Stated problem: Determine how many lines include the string "this". Output that number only.

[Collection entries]
--*--
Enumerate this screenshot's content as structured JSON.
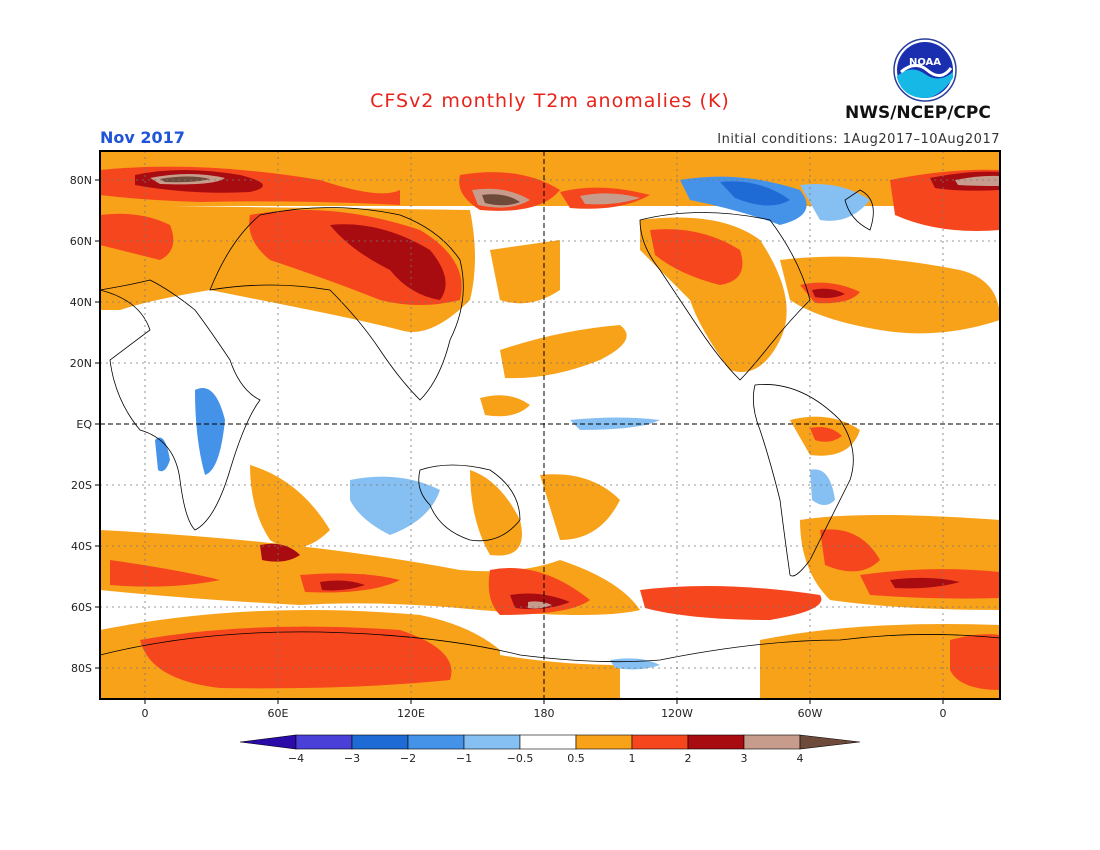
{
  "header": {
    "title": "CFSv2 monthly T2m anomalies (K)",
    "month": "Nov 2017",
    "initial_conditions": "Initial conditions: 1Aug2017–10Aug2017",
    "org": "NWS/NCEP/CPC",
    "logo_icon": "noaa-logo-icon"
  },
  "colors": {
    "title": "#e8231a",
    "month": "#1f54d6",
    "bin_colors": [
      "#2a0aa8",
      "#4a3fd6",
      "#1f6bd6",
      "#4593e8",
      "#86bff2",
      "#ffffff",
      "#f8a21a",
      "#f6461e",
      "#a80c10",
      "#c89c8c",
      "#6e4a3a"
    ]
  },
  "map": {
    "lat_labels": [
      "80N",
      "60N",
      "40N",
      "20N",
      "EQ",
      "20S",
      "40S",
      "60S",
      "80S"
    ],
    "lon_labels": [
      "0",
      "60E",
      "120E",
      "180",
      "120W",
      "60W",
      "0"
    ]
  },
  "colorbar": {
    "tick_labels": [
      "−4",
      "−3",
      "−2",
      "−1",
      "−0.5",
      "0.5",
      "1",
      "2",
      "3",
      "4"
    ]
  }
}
--*--
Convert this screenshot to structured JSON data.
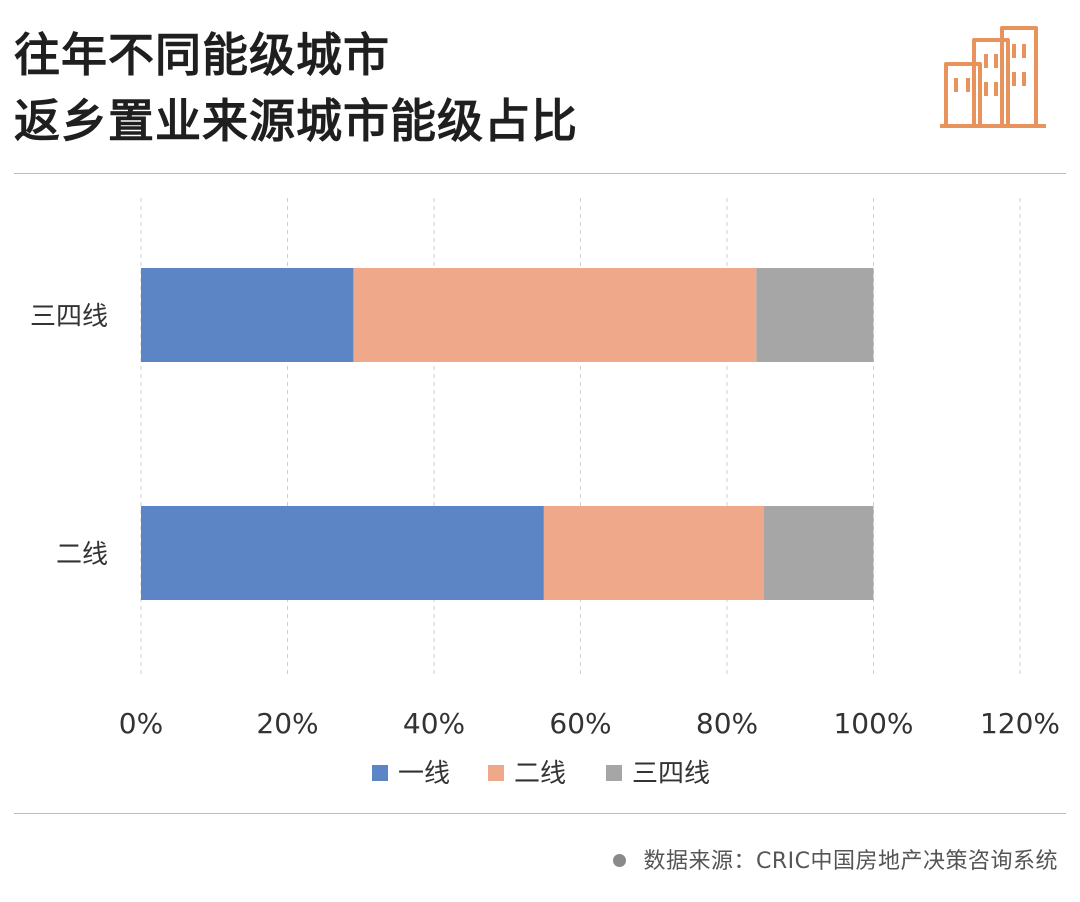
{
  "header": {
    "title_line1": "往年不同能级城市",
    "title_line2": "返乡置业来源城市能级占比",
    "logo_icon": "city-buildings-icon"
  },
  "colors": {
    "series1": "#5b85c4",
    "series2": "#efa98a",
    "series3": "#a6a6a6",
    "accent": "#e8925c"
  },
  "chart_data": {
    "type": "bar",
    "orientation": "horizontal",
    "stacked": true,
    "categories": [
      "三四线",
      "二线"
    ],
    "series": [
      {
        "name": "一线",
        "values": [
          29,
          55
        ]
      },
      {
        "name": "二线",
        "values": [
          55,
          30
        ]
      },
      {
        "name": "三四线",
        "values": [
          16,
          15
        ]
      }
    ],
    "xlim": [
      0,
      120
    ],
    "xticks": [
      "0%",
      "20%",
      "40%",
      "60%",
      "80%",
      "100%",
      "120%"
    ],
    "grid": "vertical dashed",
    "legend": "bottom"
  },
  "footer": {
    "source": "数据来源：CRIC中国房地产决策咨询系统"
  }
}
--*--
Full output: 2